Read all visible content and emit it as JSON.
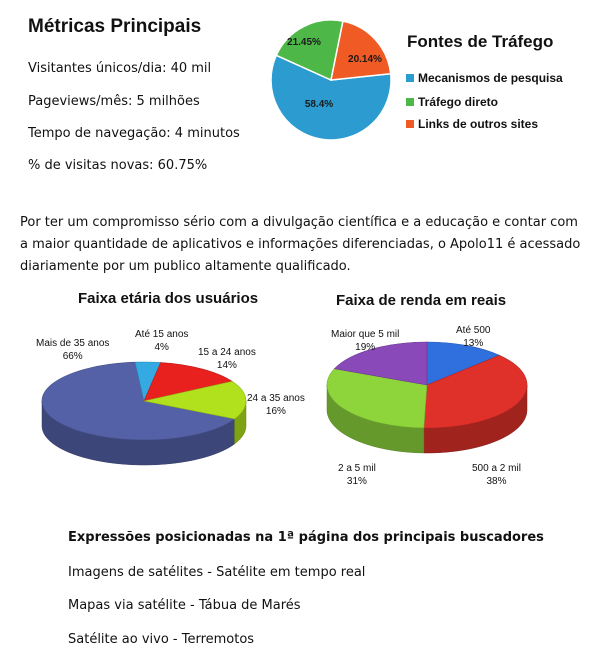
{
  "metrics": {
    "title": "Métricas Principais",
    "items": [
      "Visitantes únicos/dia:  40 mil",
      "Pageviews/mês:  5 milhões",
      "Tempo de navegação: 4 minutos",
      "% de visitas novas: 60.75%"
    ]
  },
  "intro": "Por ter um compromisso sério com a divulgação científica e a educação e contar com a maior quantidade de aplicativos e informações diferenciadas, o Apolo11 é acessado diariamente por um publico altamente qualificado.",
  "keywords": {
    "title": "Expressões posicionadas na 1ª página dos principais buscadores",
    "items": [
      "Imagens de satélites - Satélite em tempo real",
      "Mapas via satélite - Tábua de Marés",
      "Satélite ao vivo - Terremotos"
    ]
  },
  "chart_data": [
    {
      "type": "pie",
      "title": "Fontes de Tráfego",
      "categories": [
        "Mecanismos de pesquisa",
        "Tráfego direto",
        "Links de outros sites"
      ],
      "values": [
        58.4,
        21.45,
        20.14
      ],
      "value_labels": [
        "58.4%",
        "21.45%",
        "20.14%"
      ],
      "colors": [
        "#2b9bd0",
        "#4db848",
        "#f05a24"
      ],
      "legend": "right"
    },
    {
      "type": "pie",
      "title": "Faixa etária dos usuários",
      "categories": [
        "Mais de 35 anos",
        "Até 15 anos",
        "15 a 24 anos",
        "24 a 35 anos"
      ],
      "values": [
        66,
        4,
        14,
        16
      ],
      "value_labels": [
        "66%",
        "4%",
        "14%",
        "16%"
      ],
      "colors": [
        "#5561a7",
        "#35a9e2",
        "#e8211e",
        "#b1e01c"
      ],
      "style": "3d"
    },
    {
      "type": "pie",
      "title": "Faixa de renda em reais",
      "categories": [
        "Até  500",
        "500 a 2 mil",
        "2 a 5 mil",
        "Maior que 5 mil"
      ],
      "values": [
        13,
        38,
        31,
        19
      ],
      "value_labels": [
        "13%",
        "38%",
        "31%",
        "19%"
      ],
      "colors": [
        "#2f6fde",
        "#e0302a",
        "#8ed53c",
        "#8a49b8"
      ],
      "style": "3d"
    }
  ]
}
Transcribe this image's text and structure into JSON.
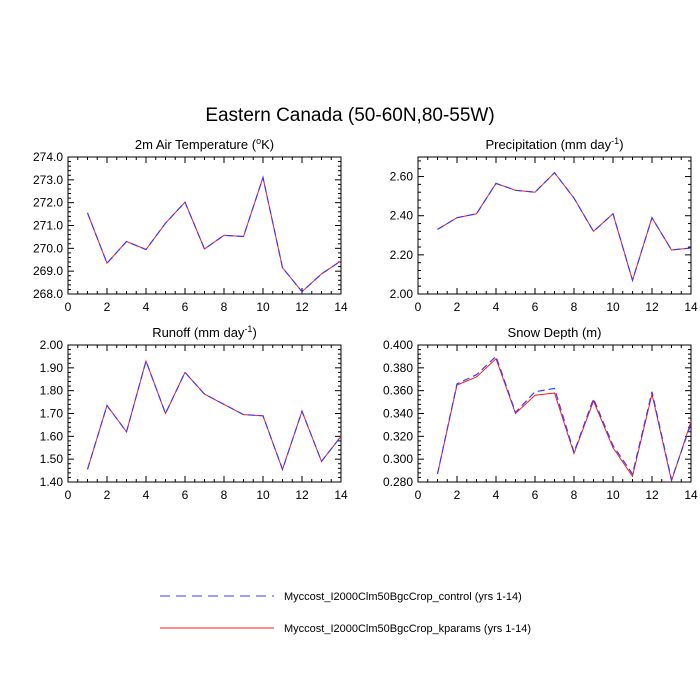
{
  "figure": {
    "title": "Eastern Canada (50-60N,80-55W)"
  },
  "legend": {
    "items": [
      {
        "label": "Myccost_I2000Clm50BgcCrop_control (yrs 1-14)",
        "color": "#3b3bff",
        "dash": "dashed"
      },
      {
        "label": "Myccost_I2000Clm50BgcCrop_kparams (yrs 1-14)",
        "color": "#ff1a1a",
        "dash": "solid"
      }
    ]
  },
  "chart_data": [
    {
      "type": "line",
      "title_main": "2m Air Temperature (",
      "title_sup": "o",
      "title_tail": "K)",
      "xlim": [
        0,
        14
      ],
      "ylim": [
        268.0,
        274.0
      ],
      "xticks": [
        0,
        2,
        4,
        6,
        8,
        10,
        12,
        14
      ],
      "yticks": [
        268.0,
        269.0,
        270.0,
        271.0,
        272.0,
        273.0,
        274.0
      ],
      "ytick_labels": [
        "268.0",
        "269.0",
        "270.0",
        "271.0",
        "272.0",
        "273.0",
        "274.0"
      ],
      "x": [
        1,
        2,
        3,
        4,
        5,
        6,
        7,
        8,
        9,
        10,
        11,
        12,
        13,
        14
      ],
      "series": [
        {
          "name": "Myccost_I2000Clm50BgcCrop_control (yrs 1-14)",
          "values": [
            271.55,
            269.35,
            270.3,
            269.95,
            271.1,
            272.02,
            269.97,
            270.57,
            270.52,
            273.1,
            269.15,
            268.1,
            268.88,
            269.45
          ]
        },
        {
          "name": "Myccost_I2000Clm50BgcCrop_kparams (yrs 1-14)",
          "values": [
            271.55,
            269.35,
            270.3,
            269.95,
            271.1,
            272.02,
            269.97,
            270.57,
            270.52,
            273.1,
            269.15,
            268.1,
            268.88,
            269.45
          ]
        }
      ]
    },
    {
      "type": "line",
      "title_main": "Precipitation (mm day",
      "title_sup": "-1",
      "title_tail": ")",
      "xlim": [
        0,
        14
      ],
      "ylim": [
        2.0,
        2.7
      ],
      "xticks": [
        0,
        2,
        4,
        6,
        8,
        10,
        12,
        14
      ],
      "yticks": [
        2.0,
        2.2,
        2.4,
        2.6
      ],
      "ytick_labels": [
        "2.00",
        "2.20",
        "2.40",
        "2.60"
      ],
      "x": [
        1,
        2,
        3,
        4,
        5,
        6,
        7,
        8,
        9,
        10,
        11,
        12,
        13,
        14
      ],
      "series": [
        {
          "name": "Myccost_I2000Clm50BgcCrop_control (yrs 1-14)",
          "values": [
            2.33,
            2.39,
            2.41,
            2.565,
            2.53,
            2.52,
            2.62,
            2.49,
            2.32,
            2.41,
            2.07,
            2.39,
            2.225,
            2.235
          ]
        },
        {
          "name": "Myccost_I2000Clm50BgcCrop_kparams (yrs 1-14)",
          "values": [
            2.33,
            2.39,
            2.41,
            2.565,
            2.53,
            2.52,
            2.62,
            2.49,
            2.32,
            2.41,
            2.07,
            2.39,
            2.225,
            2.235
          ]
        }
      ]
    },
    {
      "type": "line",
      "title_main": "Runoff (mm day",
      "title_sup": "-1",
      "title_tail": ")",
      "xlim": [
        0,
        14
      ],
      "ylim": [
        1.4,
        2.0
      ],
      "xticks": [
        0,
        2,
        4,
        6,
        8,
        10,
        12,
        14
      ],
      "yticks": [
        1.4,
        1.5,
        1.6,
        1.7,
        1.8,
        1.9,
        2.0
      ],
      "ytick_labels": [
        "1.40",
        "1.50",
        "1.60",
        "1.70",
        "1.80",
        "1.90",
        "2.00"
      ],
      "x": [
        1,
        2,
        3,
        4,
        5,
        6,
        7,
        8,
        9,
        10,
        11,
        12,
        13,
        14
      ],
      "series": [
        {
          "name": "Myccost_I2000Clm50BgcCrop_control (yrs 1-14)",
          "values": [
            1.455,
            1.735,
            1.62,
            1.93,
            1.7,
            1.88,
            1.785,
            1.74,
            1.695,
            1.69,
            1.455,
            1.71,
            1.49,
            1.6
          ]
        },
        {
          "name": "Myccost_I2000Clm50BgcCrop_kparams (yrs 1-14)",
          "values": [
            1.455,
            1.735,
            1.62,
            1.93,
            1.7,
            1.88,
            1.785,
            1.74,
            1.695,
            1.69,
            1.455,
            1.71,
            1.49,
            1.6
          ]
        }
      ]
    },
    {
      "type": "line",
      "title_main": "Snow Depth (m)",
      "title_sup": "",
      "title_tail": "",
      "xlim": [
        0,
        14
      ],
      "ylim": [
        0.28,
        0.4
      ],
      "xticks": [
        0,
        2,
        4,
        6,
        8,
        10,
        12,
        14
      ],
      "yticks": [
        0.28,
        0.3,
        0.32,
        0.34,
        0.36,
        0.38,
        0.4
      ],
      "ytick_labels": [
        "0.280",
        "0.300",
        "0.320",
        "0.340",
        "0.360",
        "0.380",
        "0.400"
      ],
      "x": [
        1,
        2,
        3,
        4,
        5,
        6,
        7,
        8,
        9,
        10,
        11,
        12,
        13,
        14
      ],
      "series": [
        {
          "name": "Myccost_I2000Clm50BgcCrop_control (yrs 1-14)",
          "values": [
            0.287,
            0.366,
            0.374,
            0.39,
            0.341,
            0.359,
            0.362,
            0.306,
            0.353,
            0.312,
            0.287,
            0.359,
            0.282,
            0.331
          ]
        },
        {
          "name": "Myccost_I2000Clm50BgcCrop_kparams (yrs 1-14)",
          "values": [
            0.287,
            0.365,
            0.372,
            0.388,
            0.34,
            0.356,
            0.358,
            0.305,
            0.351,
            0.31,
            0.285,
            0.357,
            0.281,
            0.333
          ]
        }
      ]
    }
  ]
}
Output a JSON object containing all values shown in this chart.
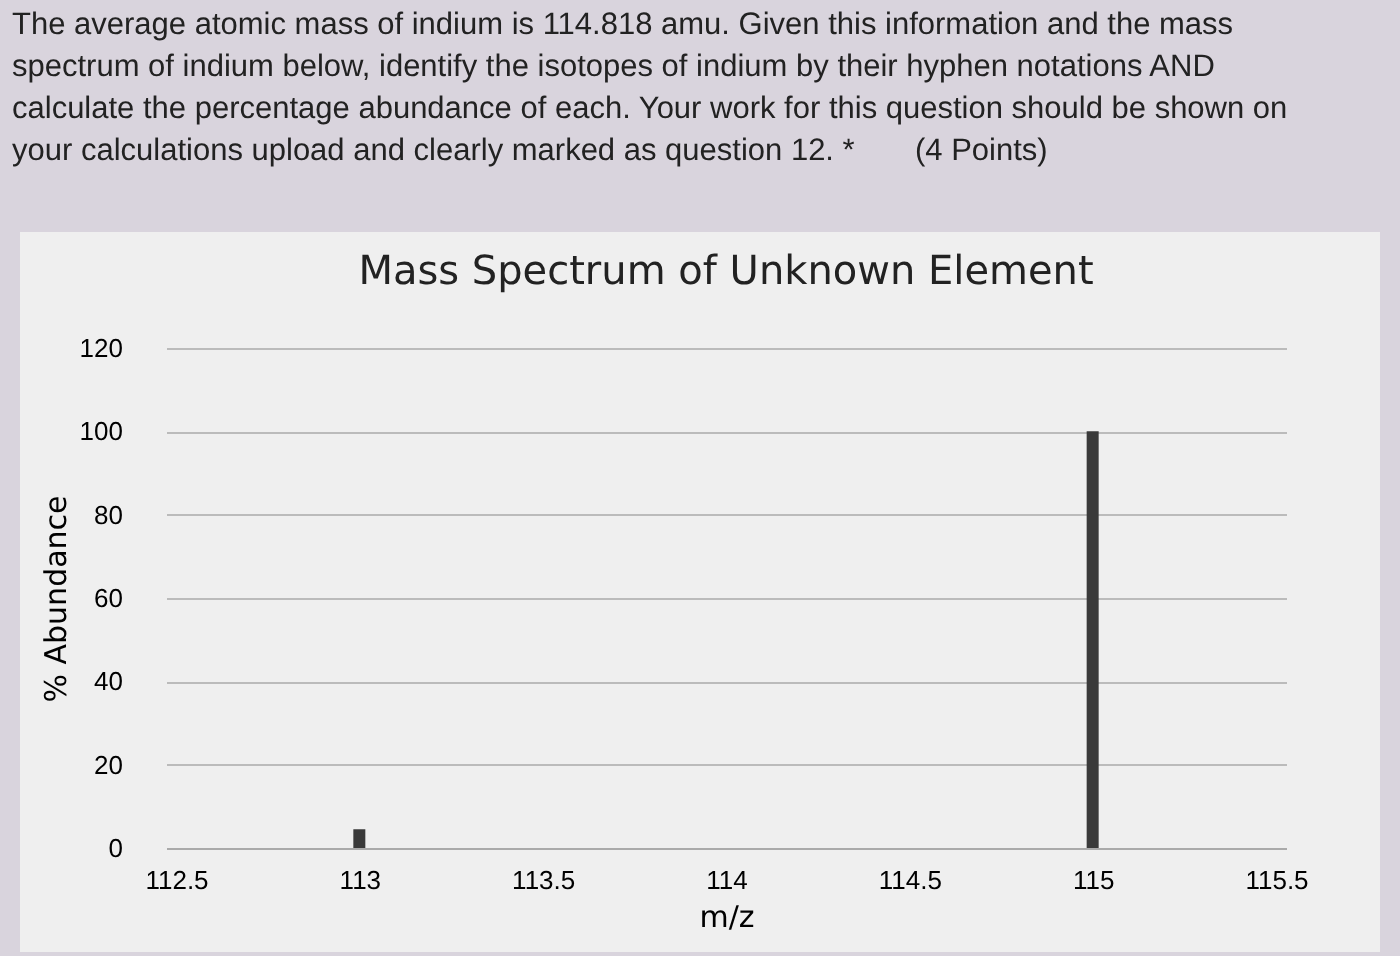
{
  "chart_data": {
    "type": "bar",
    "title": "Mass Spectrum of Unknown Element",
    "xlabel": "m/z",
    "ylabel": "% Abundance",
    "annotations": [
      "The average atomic mass of indium is 114.818 amu. Given this information and the mass spectrum of indium below, identify the isotopes of indium by their hyphen notations AND calculate the percentage abundance of each. Your work for this question should be shown on your calculations upload and clearly marked as question 12. *       (4 Points)"
    ],
    "x": [
      113,
      115
    ],
    "values": [
      4.5,
      100
    ],
    "color": "#3a3a3a",
    "xlim": [
      112.5,
      115.5
    ],
    "xticks": [
      112.5,
      113,
      113.5,
      114,
      114.5,
      115,
      115.5
    ],
    "ylim": [
      0,
      120
    ],
    "yticks": [
      0,
      20,
      40,
      60,
      80,
      100,
      120
    ],
    "grid": "y"
  }
}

# # # # #

▸ **PROBLEM**
Reproduce, word for word, every line from the one that contains "Output a JSON" to the end of the data, including both ends; omit all pictures.

▸ **OUTPUT**
Output a JSON object containing all values shown in this chart.
{
  "chart_data": {
    "type": "bar",
    "title": "Mass Spectrum of Unknown Element",
    "xlabel": "m/z",
    "ylabel": "% Abundance",
    "annotations": [
      "The average atomic mass of indium is 114.818 amu. Given this information and the mass spectrum of indium below, identify the isotopes of indium by their hyphen notations AND calculate the percentage abundance of each. Your work for this question should be shown on your calculations upload and clearly marked as question 12. *       (4 Points)"
    ],
    "x": [
      113,
      115
    ],
    "values": [
      4.5,
      100
    ],
    "color": "#3a3a3a",
    "xlim": [
      112.5,
      115.5
    ],
    "xticks": [
      112.5,
      113,
      113.5,
      114,
      114.5,
      115,
      115.5
    ],
    "ylim": [
      0,
      120
    ],
    "yticks": [
      0,
      20,
      40,
      60,
      80,
      100,
      120
    ],
    "grid": "y"
  }
}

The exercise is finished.